Saved data entries
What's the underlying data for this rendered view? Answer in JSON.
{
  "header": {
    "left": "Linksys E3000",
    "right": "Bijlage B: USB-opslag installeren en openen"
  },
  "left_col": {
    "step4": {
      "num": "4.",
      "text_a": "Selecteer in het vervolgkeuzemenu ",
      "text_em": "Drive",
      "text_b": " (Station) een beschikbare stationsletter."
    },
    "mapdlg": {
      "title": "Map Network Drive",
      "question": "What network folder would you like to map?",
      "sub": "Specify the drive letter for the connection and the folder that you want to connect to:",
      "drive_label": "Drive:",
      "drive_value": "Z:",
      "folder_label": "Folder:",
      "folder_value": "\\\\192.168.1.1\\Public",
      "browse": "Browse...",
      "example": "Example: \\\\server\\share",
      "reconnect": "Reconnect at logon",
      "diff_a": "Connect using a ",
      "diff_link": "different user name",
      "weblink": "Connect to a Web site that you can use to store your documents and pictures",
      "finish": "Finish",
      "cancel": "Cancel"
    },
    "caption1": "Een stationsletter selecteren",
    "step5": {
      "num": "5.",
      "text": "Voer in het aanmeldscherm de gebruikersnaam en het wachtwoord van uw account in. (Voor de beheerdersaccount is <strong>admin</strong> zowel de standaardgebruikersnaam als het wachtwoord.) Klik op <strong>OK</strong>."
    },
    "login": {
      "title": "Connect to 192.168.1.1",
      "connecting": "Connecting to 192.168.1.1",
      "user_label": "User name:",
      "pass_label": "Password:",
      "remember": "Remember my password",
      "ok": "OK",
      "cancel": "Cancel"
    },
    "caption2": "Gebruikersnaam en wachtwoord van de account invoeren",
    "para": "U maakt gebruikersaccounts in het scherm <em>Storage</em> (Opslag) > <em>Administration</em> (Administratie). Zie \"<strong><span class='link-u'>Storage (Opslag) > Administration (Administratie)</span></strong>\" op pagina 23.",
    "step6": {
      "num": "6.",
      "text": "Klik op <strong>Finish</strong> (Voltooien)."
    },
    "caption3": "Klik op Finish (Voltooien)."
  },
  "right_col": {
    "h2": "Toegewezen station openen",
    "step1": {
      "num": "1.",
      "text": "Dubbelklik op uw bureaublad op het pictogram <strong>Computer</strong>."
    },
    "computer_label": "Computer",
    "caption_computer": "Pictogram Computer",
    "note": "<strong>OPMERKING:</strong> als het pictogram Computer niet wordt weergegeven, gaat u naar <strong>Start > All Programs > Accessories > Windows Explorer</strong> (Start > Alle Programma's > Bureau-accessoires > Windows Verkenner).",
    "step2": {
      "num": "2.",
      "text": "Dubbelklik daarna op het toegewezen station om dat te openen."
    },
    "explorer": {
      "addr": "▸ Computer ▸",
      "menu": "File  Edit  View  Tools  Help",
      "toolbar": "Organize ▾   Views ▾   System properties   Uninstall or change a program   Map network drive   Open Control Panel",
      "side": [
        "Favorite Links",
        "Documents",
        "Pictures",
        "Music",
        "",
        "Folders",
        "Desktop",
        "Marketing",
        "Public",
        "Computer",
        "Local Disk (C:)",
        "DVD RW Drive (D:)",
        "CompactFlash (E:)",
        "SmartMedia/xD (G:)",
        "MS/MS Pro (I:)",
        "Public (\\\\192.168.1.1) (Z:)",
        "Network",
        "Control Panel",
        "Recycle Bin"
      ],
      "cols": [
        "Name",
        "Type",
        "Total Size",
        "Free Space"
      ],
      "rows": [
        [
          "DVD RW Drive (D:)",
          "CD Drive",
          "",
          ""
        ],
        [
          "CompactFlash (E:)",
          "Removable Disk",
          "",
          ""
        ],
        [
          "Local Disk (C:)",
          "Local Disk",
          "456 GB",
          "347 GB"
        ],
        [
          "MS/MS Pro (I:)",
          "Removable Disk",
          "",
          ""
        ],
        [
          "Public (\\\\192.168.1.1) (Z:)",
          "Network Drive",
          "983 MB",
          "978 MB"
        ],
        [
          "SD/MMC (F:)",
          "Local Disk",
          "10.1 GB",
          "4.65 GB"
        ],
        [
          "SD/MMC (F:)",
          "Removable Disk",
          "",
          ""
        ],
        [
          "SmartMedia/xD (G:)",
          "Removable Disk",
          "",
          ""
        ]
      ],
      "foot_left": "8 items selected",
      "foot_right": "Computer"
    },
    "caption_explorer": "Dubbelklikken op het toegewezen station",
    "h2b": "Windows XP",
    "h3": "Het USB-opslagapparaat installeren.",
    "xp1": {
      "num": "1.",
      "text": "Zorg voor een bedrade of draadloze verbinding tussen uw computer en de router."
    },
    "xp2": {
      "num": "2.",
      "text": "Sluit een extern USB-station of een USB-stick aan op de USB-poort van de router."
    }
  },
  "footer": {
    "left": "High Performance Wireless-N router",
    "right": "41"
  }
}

(Set problem)
Filter the data, keeping only the lines that contain "openen".

(Result)
    "right": "Bijlage B: USB-opslag installeren en openen"
    "h2": "Toegewezen station openen",
      "text": "Dubbelklik daarna op het toegewezen station om dat te openen."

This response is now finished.